● Written task
Collect every line that includes the string "plain".

● Records to use
▬▬▬▬▬▬▬▬▬▬

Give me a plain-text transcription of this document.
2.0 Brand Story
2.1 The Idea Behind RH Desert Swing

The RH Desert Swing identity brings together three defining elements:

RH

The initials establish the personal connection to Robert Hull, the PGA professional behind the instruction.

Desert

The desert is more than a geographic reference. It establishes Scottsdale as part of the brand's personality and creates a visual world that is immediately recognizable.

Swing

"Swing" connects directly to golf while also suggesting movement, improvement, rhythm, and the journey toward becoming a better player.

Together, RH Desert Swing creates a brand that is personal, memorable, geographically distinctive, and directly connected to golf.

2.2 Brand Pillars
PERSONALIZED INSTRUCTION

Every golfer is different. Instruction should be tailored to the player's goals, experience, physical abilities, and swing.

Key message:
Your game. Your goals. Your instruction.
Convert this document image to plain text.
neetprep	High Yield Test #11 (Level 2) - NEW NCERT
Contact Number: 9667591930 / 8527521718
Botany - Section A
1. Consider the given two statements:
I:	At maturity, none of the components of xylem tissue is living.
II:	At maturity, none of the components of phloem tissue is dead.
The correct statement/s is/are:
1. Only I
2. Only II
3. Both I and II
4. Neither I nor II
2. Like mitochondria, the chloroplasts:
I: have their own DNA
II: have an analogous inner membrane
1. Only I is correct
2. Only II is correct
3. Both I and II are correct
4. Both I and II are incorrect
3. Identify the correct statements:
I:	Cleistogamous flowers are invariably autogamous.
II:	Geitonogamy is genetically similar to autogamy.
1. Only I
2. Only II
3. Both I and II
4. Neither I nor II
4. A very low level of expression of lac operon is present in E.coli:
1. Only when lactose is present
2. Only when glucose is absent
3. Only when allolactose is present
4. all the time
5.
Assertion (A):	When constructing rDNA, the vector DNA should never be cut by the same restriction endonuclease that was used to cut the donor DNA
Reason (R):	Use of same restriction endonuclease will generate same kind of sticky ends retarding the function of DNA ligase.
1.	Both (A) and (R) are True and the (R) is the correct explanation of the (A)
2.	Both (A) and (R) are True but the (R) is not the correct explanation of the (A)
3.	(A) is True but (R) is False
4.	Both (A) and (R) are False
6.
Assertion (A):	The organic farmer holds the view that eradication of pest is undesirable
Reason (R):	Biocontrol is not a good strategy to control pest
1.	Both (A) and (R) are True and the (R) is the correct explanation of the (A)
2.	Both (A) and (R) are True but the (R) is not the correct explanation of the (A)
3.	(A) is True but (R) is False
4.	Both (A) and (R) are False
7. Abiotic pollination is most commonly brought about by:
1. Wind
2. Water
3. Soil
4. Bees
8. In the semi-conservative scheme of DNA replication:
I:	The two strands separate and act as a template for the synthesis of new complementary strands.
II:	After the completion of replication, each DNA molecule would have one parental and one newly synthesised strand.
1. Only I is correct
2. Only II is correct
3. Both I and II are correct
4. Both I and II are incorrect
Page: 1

▬▬▬▬▬▬▬▬▬▬

● Written answer
Give me a plain-text transcription of this document.
Convert this document image to plain text.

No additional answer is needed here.